··· Stored records ···
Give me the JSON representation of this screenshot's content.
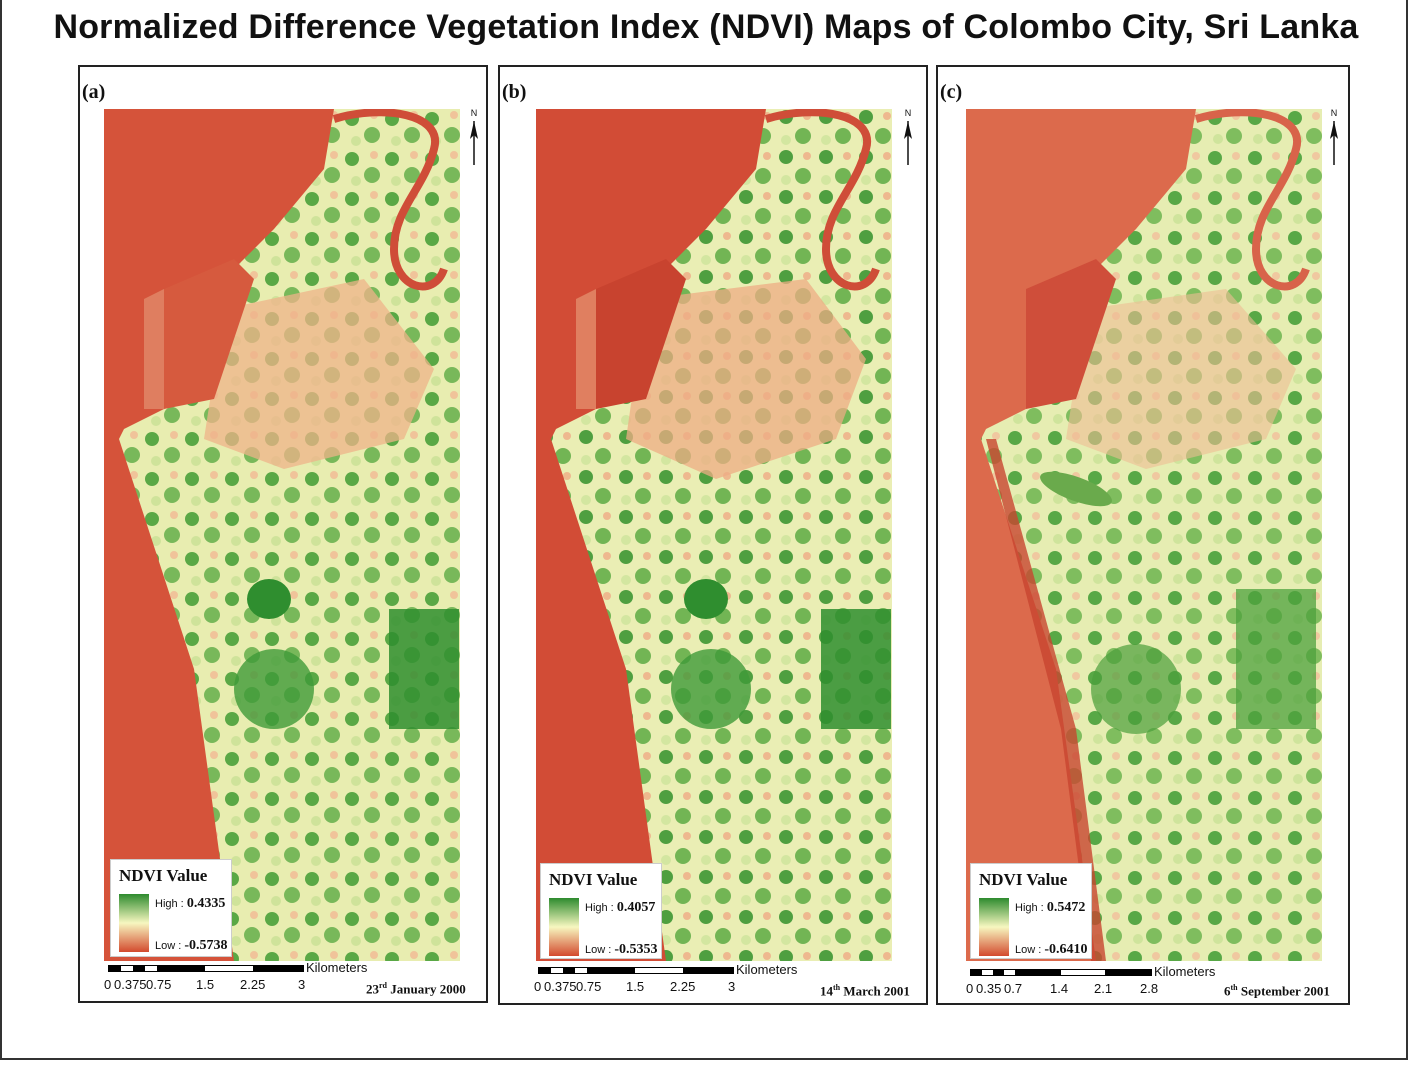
{
  "title": "Normalized Difference Vegetation Index (NDVI) Maps of Colombo City, Sri Lanka",
  "colors": {
    "water": "#d5533a",
    "low": "#d34a2e",
    "mid": "#f7f7c0",
    "high": "#2e8b2e"
  },
  "panels": [
    {
      "label": "(a)",
      "north": "N",
      "legend_title": "NDVI Value",
      "high_label": "High :",
      "high_value": "0.4335",
      "low_label": "Low :",
      "low_value": "-0.5738",
      "scale_unit": "Kilometers",
      "scale_ticks": [
        "0",
        "0.375",
        "0.75",
        "1.5",
        "2.25",
        "3"
      ],
      "date_day": "23",
      "date_suffix": "rd",
      "date_rest": " January 2000"
    },
    {
      "label": "(b)",
      "north": "N",
      "legend_title": "NDVI Value",
      "high_label": "High :",
      "high_value": "0.4057",
      "low_label": "Low :",
      "low_value": "-0.5353",
      "scale_unit": "Kilometers",
      "scale_ticks": [
        "0",
        "0.375",
        "0.75",
        "1.5",
        "2.25",
        "3"
      ],
      "date_day": "14",
      "date_suffix": "th",
      "date_rest": " March 2001"
    },
    {
      "label": "(c)",
      "north": "N",
      "legend_title": "NDVI Value",
      "high_label": "High :",
      "high_value": "0.5472",
      "low_label": "Low :",
      "low_value": "-0.6410",
      "scale_unit": "Kilometers",
      "scale_ticks": [
        "0",
        "0.35",
        "0.7",
        "1.4",
        "2.1",
        "2.8"
      ],
      "date_day": "6",
      "date_suffix": "th",
      "date_rest": " September 2001"
    }
  ]
}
···
▶ _Exercise requirements_: Apart from the pictures, the entries above are to be repeated in full and exactly.

▶ _Worked solution_:
Give me the JSON representation of this screenshot's content.
{
  "title": "Normalized Difference Vegetation Index (NDVI) Maps of Colombo City, Sri Lanka",
  "colors": {
    "water": "#d5533a",
    "low": "#d34a2e",
    "mid": "#f7f7c0",
    "high": "#2e8b2e"
  },
  "panels": [
    {
      "label": "(a)",
      "north": "N",
      "legend_title": "NDVI Value",
      "high_label": "High :",
      "high_value": "0.4335",
      "low_label": "Low :",
      "low_value": "-0.5738",
      "scale_unit": "Kilometers",
      "scale_ticks": [
        "0",
        "0.375",
        "0.75",
        "1.5",
        "2.25",
        "3"
      ],
      "date_day": "23",
      "date_suffix": "rd",
      "date_rest": " January 2000"
    },
    {
      "label": "(b)",
      "north": "N",
      "legend_title": "NDVI Value",
      "high_label": "High :",
      "high_value": "0.4057",
      "low_label": "Low :",
      "low_value": "-0.5353",
      "scale_unit": "Kilometers",
      "scale_ticks": [
        "0",
        "0.375",
        "0.75",
        "1.5",
        "2.25",
        "3"
      ],
      "date_day": "14",
      "date_suffix": "th",
      "date_rest": " March 2001"
    },
    {
      "label": "(c)",
      "north": "N",
      "legend_title": "NDVI Value",
      "high_label": "High :",
      "high_value": "0.5472",
      "low_label": "Low :",
      "low_value": "-0.6410",
      "scale_unit": "Kilometers",
      "scale_ticks": [
        "0",
        "0.35",
        "0.7",
        "1.4",
        "2.1",
        "2.8"
      ],
      "date_day": "6",
      "date_suffix": "th",
      "date_rest": " September 2001"
    }
  ]
}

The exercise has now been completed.